-- Start of PROVIDED ENTRIES --
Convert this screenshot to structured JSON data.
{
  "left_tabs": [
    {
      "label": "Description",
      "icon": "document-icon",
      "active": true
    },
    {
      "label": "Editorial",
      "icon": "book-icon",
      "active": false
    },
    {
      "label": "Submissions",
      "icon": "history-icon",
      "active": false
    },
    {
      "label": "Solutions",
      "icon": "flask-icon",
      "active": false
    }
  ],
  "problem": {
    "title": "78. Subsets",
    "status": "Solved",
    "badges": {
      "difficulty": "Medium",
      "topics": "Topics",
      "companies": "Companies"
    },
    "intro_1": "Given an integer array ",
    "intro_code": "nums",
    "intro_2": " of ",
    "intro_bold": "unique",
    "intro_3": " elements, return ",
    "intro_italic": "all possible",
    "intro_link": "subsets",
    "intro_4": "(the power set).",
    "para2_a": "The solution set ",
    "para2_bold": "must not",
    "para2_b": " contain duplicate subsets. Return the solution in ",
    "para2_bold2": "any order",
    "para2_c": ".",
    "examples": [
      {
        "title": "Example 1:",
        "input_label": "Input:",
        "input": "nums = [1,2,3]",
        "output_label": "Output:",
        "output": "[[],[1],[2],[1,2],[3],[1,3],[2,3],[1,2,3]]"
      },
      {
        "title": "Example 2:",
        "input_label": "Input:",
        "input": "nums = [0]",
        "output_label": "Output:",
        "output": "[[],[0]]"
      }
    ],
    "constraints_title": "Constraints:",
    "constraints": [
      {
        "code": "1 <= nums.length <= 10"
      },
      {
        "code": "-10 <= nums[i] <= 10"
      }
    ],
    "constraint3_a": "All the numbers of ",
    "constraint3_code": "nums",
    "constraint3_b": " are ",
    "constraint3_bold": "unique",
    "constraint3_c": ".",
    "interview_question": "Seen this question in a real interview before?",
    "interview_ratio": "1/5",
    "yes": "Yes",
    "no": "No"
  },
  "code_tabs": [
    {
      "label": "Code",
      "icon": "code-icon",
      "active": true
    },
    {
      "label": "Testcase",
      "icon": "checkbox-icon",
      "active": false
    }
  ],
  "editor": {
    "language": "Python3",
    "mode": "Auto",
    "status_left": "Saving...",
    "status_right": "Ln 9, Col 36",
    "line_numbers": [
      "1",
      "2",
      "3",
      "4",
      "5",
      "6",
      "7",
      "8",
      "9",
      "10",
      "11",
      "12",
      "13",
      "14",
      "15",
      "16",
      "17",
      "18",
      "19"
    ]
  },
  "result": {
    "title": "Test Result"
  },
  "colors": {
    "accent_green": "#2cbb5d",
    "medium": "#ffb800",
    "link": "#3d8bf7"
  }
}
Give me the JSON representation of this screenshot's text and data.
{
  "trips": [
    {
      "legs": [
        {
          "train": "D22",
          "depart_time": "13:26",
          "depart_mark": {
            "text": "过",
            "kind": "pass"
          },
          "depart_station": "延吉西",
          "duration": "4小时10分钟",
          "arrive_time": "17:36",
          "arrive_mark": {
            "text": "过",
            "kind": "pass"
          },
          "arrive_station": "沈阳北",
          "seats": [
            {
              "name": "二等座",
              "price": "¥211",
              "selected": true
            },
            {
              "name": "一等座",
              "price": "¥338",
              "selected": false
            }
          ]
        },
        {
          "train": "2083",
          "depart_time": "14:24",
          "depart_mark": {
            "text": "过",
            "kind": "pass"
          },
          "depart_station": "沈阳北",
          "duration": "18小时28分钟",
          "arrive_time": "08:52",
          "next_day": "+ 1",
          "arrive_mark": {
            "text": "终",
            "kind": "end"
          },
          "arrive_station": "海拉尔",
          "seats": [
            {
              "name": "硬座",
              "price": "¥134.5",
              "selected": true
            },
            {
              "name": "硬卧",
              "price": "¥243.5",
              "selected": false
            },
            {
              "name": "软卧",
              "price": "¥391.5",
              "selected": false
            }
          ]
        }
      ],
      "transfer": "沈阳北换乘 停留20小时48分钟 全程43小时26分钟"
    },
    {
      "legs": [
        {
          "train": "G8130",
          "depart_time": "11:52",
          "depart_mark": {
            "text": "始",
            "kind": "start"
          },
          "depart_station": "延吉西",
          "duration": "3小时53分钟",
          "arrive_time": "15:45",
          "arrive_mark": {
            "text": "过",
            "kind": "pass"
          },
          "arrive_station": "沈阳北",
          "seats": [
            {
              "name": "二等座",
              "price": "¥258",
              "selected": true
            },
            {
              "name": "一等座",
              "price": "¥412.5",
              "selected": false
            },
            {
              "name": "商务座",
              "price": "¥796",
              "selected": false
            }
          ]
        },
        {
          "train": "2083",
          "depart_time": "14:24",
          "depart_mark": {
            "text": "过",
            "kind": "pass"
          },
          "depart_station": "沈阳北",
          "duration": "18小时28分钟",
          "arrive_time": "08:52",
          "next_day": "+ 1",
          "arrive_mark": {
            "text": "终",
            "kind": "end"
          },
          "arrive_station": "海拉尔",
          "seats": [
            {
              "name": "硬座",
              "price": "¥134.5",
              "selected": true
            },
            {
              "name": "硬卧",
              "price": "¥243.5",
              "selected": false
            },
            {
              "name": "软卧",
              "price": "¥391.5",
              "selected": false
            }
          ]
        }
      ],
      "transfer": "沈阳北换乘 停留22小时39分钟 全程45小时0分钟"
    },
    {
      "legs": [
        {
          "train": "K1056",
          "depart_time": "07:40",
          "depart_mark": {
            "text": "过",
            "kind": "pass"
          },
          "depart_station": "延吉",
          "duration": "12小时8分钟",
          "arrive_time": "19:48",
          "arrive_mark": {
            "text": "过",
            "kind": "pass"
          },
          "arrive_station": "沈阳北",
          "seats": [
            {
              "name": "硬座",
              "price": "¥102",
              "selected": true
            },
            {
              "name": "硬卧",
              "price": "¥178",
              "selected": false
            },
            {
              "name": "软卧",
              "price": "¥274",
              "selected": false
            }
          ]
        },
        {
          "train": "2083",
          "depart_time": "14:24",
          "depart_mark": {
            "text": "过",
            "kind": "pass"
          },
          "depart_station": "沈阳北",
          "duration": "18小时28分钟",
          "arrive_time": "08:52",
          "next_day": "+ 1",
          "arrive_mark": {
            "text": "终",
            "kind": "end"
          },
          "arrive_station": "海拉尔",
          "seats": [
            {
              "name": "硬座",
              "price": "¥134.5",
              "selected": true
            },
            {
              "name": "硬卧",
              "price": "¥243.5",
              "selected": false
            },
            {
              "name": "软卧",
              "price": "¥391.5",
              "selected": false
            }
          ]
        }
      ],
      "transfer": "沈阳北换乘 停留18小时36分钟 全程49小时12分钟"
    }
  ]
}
-- End of PROVIDED ENTRIES --
◆ **EXERCISE REQUIREMENTS**: Show the data once more, exactly as it was written.

◆ **RESULT**:
Convert this screenshot to structured JSON data.
{
  "left_tabs": [
    {
      "label": "Description",
      "icon": "document-icon",
      "active": true
    },
    {
      "label": "Editorial",
      "icon": "book-icon",
      "active": false
    },
    {
      "label": "Submissions",
      "icon": "history-icon",
      "active": false
    },
    {
      "label": "Solutions",
      "icon": "flask-icon",
      "active": false
    }
  ],
  "problem": {
    "title": "78. Subsets",
    "status": "Solved",
    "badges": {
      "difficulty": "Medium",
      "topics": "Topics",
      "companies": "Companies"
    },
    "intro_1": "Given an integer array ",
    "intro_code": "nums",
    "intro_2": " of ",
    "intro_bold": "unique",
    "intro_3": " elements, return ",
    "intro_italic": "all possible",
    "intro_link": "subsets",
    "intro_4": "(the power set).",
    "para2_a": "The solution set ",
    "para2_bold": "must not",
    "para2_b": " contain duplicate subsets. Return the solution in ",
    "para2_bold2": "any order",
    "para2_c": ".",
    "examples": [
      {
        "title": "Example 1:",
        "input_label": "Input:",
        "input": "nums = [1,2,3]",
        "output_label": "Output:",
        "output": "[[],[1],[2],[1,2],[3],[1,3],[2,3],[1,2,3]]"
      },
      {
        "title": "Example 2:",
        "input_label": "Input:",
        "input": "nums = [0]",
        "output_label": "Output:",
        "output": "[[],[0]]"
      }
    ],
    "constraints_title": "Constraints:",
    "constraints": [
      {
        "code": "1 <= nums.length <= 10"
      },
      {
        "code": "-10 <= nums[i] <= 10"
      }
    ],
    "constraint3_a": "All the numbers of ",
    "constraint3_code": "nums",
    "constraint3_b": " are ",
    "constraint3_bold": "unique",
    "constraint3_c": ".",
    "interview_question": "Seen this question in a real interview before?",
    "interview_ratio": "1/5",
    "yes": "Yes",
    "no": "No"
  },
  "code_tabs": [
    {
      "label": "Code",
      "icon": "code-icon",
      "active": true
    },
    {
      "label": "Testcase",
      "icon": "checkbox-icon",
      "active": false
    }
  ],
  "editor": {
    "language": "Python3",
    "mode": "Auto",
    "status_left": "Saving...",
    "status_right": "Ln 9, Col 36",
    "line_numbers": [
      "1",
      "2",
      "3",
      "4",
      "5",
      "6",
      "7",
      "8",
      "9",
      "10",
      "11",
      "12",
      "13",
      "14",
      "15",
      "16",
      "17",
      "18",
      "19"
    ]
  },
  "result": {
    "title": "Test Result"
  },
  "colors": {
    "accent_green": "#2cbb5d",
    "medium": "#ffb800",
    "link": "#3d8bf7"
  }
}
Give me the JSON representation of this screenshot's text and data.
{
  "trips": [
    {
      "legs": [
        {
          "train": "D22",
          "depart_time": "13:26",
          "depart_mark": {
            "text": "过",
            "kind": "pass"
          },
          "depart_station": "延吉西",
          "duration": "4小时10分钟",
          "arrive_time": "17:36",
          "arrive_mark": {
            "text": "过",
            "kind": "pass"
          },
          "arrive_station": "沈阳北",
          "seats": [
            {
              "name": "二等座",
              "price": "¥211",
              "selected": true
            },
            {
              "name": "一等座",
              "price": "¥338",
              "selected": false
            }
          ]
        },
        {
          "train": "2083",
          "depart_time": "14:24",
          "depart_mark": {
            "text": "过",
            "kind": "pass"
          },
          "depart_station": "沈阳北",
          "duration": "18小时28分钟",
          "arrive_time": "08:52",
          "next_day": "+ 1",
          "arrive_mark": {
            "text": "终",
            "kind": "end"
          },
          "arrive_station": "海拉尔",
          "seats": [
            {
              "name": "硬座",
              "price": "¥134.5",
              "selected": true
            },
            {
              "name": "硬卧",
              "price": "¥243.5",
              "selected": false
            },
            {
              "name": "软卧",
              "price": "¥391.5",
              "selected": false
            }
          ]
        }
      ],
      "transfer": "沈阳北换乘 停留20小时48分钟 全程43小时26分钟"
    },
    {
      "legs": [
        {
          "train": "G8130",
          "depart_time": "11:52",
          "depart_mark": {
            "text": "始",
            "kind": "start"
          },
          "depart_station": "延吉西",
          "duration": "3小时53分钟",
          "arrive_time": "15:45",
          "arrive_mark": {
            "text": "过",
            "kind": "pass"
          },
          "arrive_station": "沈阳北",
          "seats": [
            {
              "name": "二等座",
              "price": "¥258",
              "selected": true
            },
            {
              "name": "一等座",
              "price": "¥412.5",
              "selected": false
            },
            {
              "name": "商务座",
              "price": "¥796",
              "selected": false
            }
          ]
        },
        {
          "train": "2083",
          "depart_time": "14:24",
          "depart_mark": {
            "text": "过",
            "kind": "pass"
          },
          "depart_station": "沈阳北",
          "duration": "18小时28分钟",
          "arrive_time": "08:52",
          "next_day": "+ 1",
          "arrive_mark": {
            "text": "终",
            "kind": "end"
          },
          "arrive_station": "海拉尔",
          "seats": [
            {
              "name": "硬座",
              "price": "¥134.5",
              "selected": true
            },
            {
              "name": "硬卧",
              "price": "¥243.5",
              "selected": false
            },
            {
              "name": "软卧",
              "price": "¥391.5",
              "selected": false
            }
          ]
        }
      ],
      "transfer": "沈阳北换乘 停留22小时39分钟 全程45小时0分钟"
    },
    {
      "legs": [
        {
          "train": "K1056",
          "depart_time": "07:40",
          "depart_mark": {
            "text": "过",
            "kind": "pass"
          },
          "depart_station": "延吉",
          "duration": "12小时8分钟",
          "arrive_time": "19:48",
          "arrive_mark": {
            "text": "过",
            "kind": "pass"
          },
          "arrive_station": "沈阳北",
          "seats": [
            {
              "name": "硬座",
              "price": "¥102",
              "selected": true
            },
            {
              "name": "硬卧",
              "price": "¥178",
              "selected": false
            },
            {
              "name": "软卧",
              "price": "¥274",
              "selected": false
            }
          ]
        },
        {
          "train": "2083",
          "depart_time": "14:24",
          "depart_mark": {
            "text": "过",
            "kind": "pass"
          },
          "depart_station": "沈阳北",
          "duration": "18小时28分钟",
          "arrive_time": "08:52",
          "next_day": "+ 1",
          "arrive_mark": {
            "text": "终",
            "kind": "end"
          },
          "arrive_station": "海拉尔",
          "seats": [
            {
              "name": "硬座",
              "price": "¥134.5",
              "selected": true
            },
            {
              "name": "硬卧",
              "price": "¥243.5",
              "selected": false
            },
            {
              "name": "软卧",
              "price": "¥391.5",
              "selected": false
            }
          ]
        }
      ],
      "transfer": "沈阳北换乘 停留18小时36分钟 全程49小时12分钟"
    }
  ]
}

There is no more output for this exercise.